▸ **DESCRIPTION OF THE TASK**
Select every line below containing the word "автономного".

[Saved entries]
Start
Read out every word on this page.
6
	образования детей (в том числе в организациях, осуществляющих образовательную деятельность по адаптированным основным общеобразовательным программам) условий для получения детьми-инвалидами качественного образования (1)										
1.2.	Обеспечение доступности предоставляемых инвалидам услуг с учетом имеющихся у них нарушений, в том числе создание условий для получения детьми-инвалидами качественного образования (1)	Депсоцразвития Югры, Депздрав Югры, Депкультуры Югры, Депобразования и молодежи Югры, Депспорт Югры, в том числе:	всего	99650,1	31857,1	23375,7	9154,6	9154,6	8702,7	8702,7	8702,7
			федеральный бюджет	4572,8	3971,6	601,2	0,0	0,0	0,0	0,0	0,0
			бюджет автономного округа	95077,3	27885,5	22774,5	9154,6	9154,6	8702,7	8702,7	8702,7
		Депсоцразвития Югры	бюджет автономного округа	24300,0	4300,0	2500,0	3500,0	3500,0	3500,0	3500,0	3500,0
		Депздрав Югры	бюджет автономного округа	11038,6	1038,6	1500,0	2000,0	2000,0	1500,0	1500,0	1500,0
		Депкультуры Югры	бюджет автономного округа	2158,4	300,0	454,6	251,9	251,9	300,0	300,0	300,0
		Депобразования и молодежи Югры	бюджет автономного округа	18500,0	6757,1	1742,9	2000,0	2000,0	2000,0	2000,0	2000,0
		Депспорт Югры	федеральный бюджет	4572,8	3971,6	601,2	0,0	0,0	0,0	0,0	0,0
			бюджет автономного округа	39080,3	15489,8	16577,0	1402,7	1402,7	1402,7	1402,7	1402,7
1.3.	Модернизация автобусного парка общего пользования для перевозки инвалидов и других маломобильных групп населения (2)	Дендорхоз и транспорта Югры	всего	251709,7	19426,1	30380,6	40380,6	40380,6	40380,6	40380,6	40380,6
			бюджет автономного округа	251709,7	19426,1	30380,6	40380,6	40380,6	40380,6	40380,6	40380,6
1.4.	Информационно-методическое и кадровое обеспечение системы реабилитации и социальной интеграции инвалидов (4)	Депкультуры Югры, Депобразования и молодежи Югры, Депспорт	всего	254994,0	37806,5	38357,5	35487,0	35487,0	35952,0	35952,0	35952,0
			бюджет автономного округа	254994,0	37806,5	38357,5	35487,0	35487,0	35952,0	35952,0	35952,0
End
▸ **THE OUTPUT**
			бюджет автономного округа	95077,3	27885,5	22774,5	9154,6	9154,6	8702,7	8702,7	8702,7
		Депсоцразвития Югры	бюджет автономного округа	24300,0	4300,0	2500,0	3500,0	3500,0	3500,0	3500,0	3500,0
		Депздрав Югры	бюджет автономного округа	11038,6	1038,6	1500,0	2000,0	2000,0	1500,0	1500,0	1500,0
		Депкультуры Югры	бюджет автономного округа	2158,4	300,0	454,6	251,9	251,9	300,0	300,0	300,0
		Депобразования и молодежи Югры	бюджет автономного округа	18500,0	6757,1	1742,9	2000,0	2000,0	2000,0	2000,0	2000,0
			бюджет автономного округа	39080,3	15489,8	16577,0	1402,7	1402,7	1402,7	1402,7	1402,7
			бюджет автономного округа	251709,7	19426,1	30380,6	40380,6	40380,6	40380,6	40380,6	40380,6
			бюджет автономного округа	254994,0	37806,5	38357,5	35487,0	35487,0	35952,0	35952,0	35952,0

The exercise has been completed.